[Instruction]
Reproduce all lines of the listing below in which the word "color" occurs.

===== Entries supplied

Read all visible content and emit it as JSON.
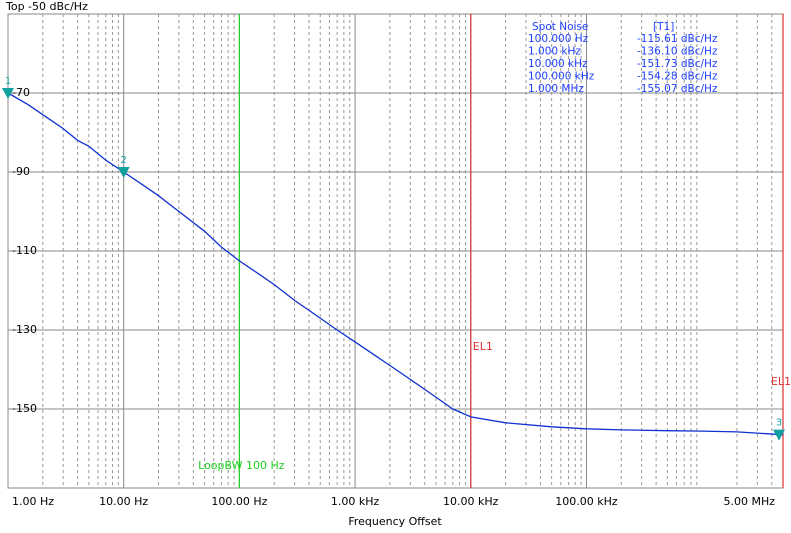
{
  "chart_data": {
    "type": "line",
    "title": "Top -50 dBc/Hz",
    "x_label": "Frequency Offset",
    "log_x": true,
    "grid": true,
    "xlim": [
      1,
      5000000
    ],
    "ylim": [
      -170,
      -50
    ],
    "yticks": [
      -70,
      -90,
      -110,
      -130,
      -150
    ],
    "xticks": [
      {
        "value": 1,
        "label": "1.00 Hz"
      },
      {
        "value": 10,
        "label": "10.00 Hz"
      },
      {
        "value": 100,
        "label": "100.00 Hz"
      },
      {
        "value": 1000,
        "label": "1.00 kHz"
      },
      {
        "value": 10000,
        "label": "10.00 kHz"
      },
      {
        "value": 100000,
        "label": "100.00 kHz"
      },
      {
        "value": 5000000,
        "label": "5.00 MHz"
      }
    ],
    "x": [
      1,
      1.5,
      2,
      3,
      4,
      5,
      7,
      10,
      15,
      20,
      30,
      50,
      70,
      100,
      150,
      200,
      300,
      500,
      700,
      1000,
      1500,
      2000,
      3000,
      5000,
      7000,
      10000,
      20000,
      50000,
      100000,
      200000,
      500000,
      1000000,
      2000000,
      5000000
    ],
    "series": [
      {
        "color": "#1030d0",
        "values": [
          -70,
          -73,
          -75.5,
          -79,
          -82,
          -83.5,
          -87,
          -90,
          -93.5,
          -96,
          -100,
          -105,
          -109,
          -112.5,
          -116,
          -118.5,
          -122.5,
          -127,
          -130,
          -133,
          -136.5,
          -139,
          -142.5,
          -147,
          -150,
          -152,
          -153.5,
          -154.5,
          -155,
          -155.3,
          -155.5,
          -155.6,
          -155.8,
          -156.5
        ]
      }
    ],
    "markers": [
      {
        "label": "1",
        "x": 1,
        "y": -70
      },
      {
        "label": "2",
        "x": 10,
        "y": -90
      },
      {
        "label": "3",
        "x": 5000000,
        "y": -156.5
      }
    ],
    "lines": [
      {
        "label": "LoopBW 100 Hz",
        "x": 100,
        "color": "#20d020"
      },
      {
        "label": "EL1",
        "x": 10000,
        "color": "#e03030"
      },
      {
        "label": "EL1",
        "x": 5000000,
        "color": "#e03030"
      }
    ],
    "spot_noise": {
      "title": "Spot Noise",
      "column": "[T1]",
      "rows": [
        [
          "100.000 Hz",
          "-115.61 dBc/Hz"
        ],
        [
          "1.000 kHz",
          "-136.10 dBc/Hz"
        ],
        [
          "10.000 kHz",
          "-151.73 dBc/Hz"
        ],
        [
          "100.000 kHz",
          "-154.28 dBc/Hz"
        ],
        [
          "1.000 MHz",
          "-155.07 dBc/Hz"
        ]
      ]
    }
  }
}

==========

[Solution for this problem]
        "color": "#1030d0",
        "color": "#20d020"
        "color": "#e03030"
        "color": "#e03030"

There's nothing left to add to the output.